Material provided:
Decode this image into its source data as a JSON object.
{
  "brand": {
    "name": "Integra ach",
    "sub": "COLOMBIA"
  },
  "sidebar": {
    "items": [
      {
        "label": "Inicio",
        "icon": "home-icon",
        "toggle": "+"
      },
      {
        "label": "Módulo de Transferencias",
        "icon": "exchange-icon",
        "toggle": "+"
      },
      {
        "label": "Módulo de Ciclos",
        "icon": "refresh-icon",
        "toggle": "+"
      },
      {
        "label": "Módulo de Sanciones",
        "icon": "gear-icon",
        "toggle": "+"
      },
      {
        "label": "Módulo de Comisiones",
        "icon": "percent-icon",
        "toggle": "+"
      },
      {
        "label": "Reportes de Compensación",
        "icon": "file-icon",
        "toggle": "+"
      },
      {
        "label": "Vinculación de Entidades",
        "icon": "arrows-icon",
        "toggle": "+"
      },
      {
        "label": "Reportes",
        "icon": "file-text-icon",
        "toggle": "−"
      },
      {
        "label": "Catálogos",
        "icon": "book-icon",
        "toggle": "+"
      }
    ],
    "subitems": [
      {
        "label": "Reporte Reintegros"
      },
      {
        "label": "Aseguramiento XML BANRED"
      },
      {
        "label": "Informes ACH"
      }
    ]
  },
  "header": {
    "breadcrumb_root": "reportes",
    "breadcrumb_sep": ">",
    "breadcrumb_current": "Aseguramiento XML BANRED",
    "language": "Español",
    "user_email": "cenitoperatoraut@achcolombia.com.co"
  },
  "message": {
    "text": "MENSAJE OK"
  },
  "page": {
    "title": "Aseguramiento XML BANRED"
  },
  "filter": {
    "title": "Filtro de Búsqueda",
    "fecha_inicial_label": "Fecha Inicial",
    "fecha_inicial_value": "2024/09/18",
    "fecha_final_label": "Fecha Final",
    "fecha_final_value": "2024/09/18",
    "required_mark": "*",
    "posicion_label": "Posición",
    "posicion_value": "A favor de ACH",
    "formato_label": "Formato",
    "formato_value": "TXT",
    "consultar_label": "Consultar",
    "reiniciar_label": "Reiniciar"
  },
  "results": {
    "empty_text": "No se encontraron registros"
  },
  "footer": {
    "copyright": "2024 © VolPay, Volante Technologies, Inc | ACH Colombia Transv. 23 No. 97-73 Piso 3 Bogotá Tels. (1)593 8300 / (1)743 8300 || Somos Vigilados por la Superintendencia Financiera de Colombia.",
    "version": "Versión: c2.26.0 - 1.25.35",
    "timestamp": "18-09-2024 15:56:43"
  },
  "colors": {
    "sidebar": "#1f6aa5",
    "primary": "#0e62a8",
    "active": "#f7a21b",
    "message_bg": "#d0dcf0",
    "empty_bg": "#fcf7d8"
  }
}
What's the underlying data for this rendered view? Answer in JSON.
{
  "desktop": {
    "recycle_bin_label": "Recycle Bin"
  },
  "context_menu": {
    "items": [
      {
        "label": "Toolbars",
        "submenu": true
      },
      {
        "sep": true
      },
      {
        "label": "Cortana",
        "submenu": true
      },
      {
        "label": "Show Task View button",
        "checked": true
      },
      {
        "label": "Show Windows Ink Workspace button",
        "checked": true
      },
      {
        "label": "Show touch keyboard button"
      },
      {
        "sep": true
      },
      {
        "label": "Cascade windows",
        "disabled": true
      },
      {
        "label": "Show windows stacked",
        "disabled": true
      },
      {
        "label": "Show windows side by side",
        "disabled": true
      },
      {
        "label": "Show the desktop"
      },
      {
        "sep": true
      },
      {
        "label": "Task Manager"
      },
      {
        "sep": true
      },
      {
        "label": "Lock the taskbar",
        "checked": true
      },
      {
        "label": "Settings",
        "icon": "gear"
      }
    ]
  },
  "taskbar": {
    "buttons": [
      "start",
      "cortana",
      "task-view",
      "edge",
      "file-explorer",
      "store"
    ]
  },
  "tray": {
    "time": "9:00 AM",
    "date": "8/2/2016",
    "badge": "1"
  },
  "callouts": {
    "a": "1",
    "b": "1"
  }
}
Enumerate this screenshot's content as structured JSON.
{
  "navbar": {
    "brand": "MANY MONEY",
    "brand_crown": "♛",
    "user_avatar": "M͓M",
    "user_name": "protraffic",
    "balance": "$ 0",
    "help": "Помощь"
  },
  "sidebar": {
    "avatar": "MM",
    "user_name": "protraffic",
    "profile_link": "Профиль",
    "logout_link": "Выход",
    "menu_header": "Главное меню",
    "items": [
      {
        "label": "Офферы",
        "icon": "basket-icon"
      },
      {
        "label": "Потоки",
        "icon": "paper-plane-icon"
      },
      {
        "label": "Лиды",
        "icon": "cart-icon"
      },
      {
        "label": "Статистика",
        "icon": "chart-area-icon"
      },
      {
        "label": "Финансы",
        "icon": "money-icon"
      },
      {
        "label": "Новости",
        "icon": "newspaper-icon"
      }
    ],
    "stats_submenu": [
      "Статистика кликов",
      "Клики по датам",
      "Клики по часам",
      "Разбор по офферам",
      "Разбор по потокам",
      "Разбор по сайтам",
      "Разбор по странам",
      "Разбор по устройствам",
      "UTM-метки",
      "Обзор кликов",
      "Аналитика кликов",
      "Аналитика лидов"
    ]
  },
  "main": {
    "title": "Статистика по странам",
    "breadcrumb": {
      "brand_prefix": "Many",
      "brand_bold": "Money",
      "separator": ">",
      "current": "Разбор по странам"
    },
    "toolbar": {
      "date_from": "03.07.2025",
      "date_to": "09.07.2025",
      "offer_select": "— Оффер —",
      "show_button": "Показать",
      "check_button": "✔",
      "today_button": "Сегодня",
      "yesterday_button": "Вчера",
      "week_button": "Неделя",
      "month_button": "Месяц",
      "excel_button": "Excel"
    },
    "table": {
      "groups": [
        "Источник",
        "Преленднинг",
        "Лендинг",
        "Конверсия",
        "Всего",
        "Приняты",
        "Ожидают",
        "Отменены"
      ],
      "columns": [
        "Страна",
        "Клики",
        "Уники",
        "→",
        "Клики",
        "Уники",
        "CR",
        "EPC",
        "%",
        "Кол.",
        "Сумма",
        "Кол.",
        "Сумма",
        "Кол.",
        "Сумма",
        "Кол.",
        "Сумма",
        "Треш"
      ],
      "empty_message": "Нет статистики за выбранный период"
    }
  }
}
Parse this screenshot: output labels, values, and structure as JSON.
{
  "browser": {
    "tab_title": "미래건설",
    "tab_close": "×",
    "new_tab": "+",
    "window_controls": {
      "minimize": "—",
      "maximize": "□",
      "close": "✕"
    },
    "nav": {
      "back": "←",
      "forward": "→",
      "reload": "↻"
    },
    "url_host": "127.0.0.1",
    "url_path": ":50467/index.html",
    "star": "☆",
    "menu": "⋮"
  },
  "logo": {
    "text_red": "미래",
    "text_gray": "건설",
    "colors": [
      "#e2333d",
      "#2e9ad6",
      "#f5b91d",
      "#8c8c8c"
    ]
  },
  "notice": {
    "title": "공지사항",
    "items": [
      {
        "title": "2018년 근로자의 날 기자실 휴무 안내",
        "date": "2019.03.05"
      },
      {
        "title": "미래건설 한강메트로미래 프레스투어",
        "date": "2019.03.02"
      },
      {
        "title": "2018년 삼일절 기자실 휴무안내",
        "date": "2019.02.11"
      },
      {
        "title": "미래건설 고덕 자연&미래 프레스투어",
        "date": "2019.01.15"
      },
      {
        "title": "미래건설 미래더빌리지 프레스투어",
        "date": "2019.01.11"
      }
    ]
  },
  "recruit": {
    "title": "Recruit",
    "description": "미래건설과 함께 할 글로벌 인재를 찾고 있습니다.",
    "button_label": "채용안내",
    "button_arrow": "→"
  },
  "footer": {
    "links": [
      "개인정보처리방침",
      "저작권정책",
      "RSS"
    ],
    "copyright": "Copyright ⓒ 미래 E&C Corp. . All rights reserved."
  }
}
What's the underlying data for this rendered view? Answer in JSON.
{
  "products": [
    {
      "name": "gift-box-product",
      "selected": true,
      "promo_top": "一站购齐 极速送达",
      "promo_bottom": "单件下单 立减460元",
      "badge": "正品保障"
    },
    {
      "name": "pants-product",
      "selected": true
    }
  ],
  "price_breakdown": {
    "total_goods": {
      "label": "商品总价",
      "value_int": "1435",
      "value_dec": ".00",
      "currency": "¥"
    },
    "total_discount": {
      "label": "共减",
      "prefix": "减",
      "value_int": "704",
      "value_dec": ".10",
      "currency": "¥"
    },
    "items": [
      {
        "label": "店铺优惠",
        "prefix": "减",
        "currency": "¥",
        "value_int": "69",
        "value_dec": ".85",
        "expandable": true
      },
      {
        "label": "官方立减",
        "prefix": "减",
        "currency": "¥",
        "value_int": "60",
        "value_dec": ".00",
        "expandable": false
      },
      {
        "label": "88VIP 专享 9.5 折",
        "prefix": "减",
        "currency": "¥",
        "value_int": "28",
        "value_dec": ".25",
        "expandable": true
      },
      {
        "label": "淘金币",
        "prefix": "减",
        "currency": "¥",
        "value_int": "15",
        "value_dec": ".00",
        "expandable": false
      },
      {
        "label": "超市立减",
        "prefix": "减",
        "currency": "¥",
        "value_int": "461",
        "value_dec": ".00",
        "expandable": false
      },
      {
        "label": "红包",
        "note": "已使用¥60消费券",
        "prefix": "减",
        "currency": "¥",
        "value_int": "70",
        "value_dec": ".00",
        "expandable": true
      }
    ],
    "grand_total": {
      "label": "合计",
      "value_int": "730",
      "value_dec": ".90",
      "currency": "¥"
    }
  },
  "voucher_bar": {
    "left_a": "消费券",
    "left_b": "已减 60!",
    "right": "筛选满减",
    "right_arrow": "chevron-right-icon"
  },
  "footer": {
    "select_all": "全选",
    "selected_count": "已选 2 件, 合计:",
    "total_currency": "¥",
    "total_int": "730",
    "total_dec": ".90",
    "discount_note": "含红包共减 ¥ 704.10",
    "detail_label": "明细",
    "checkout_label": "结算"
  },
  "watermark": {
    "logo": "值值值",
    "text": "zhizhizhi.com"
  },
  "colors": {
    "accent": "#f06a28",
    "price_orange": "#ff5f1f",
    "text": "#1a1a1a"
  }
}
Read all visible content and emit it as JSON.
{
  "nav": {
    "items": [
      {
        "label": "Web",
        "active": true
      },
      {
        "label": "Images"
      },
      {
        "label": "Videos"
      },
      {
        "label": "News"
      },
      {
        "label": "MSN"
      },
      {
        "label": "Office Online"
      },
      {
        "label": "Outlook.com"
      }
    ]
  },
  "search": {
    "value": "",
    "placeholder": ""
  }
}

Work required:
Gather all lines where the word "copyright" appears.

Correct output:
    "copyright": "2024 © VolPay, Volante Technologies, Inc | ACH Colombia Transv. 23 No. 97-73 Piso 3 Bogotá Tels. (1)593 8300 / (1)743 8300 || Somos Vigilados por la Superintendencia Financiera de Colombia.",
    "copyright": "Copyright ⓒ 미래 E&C Corp. . All rights reserved."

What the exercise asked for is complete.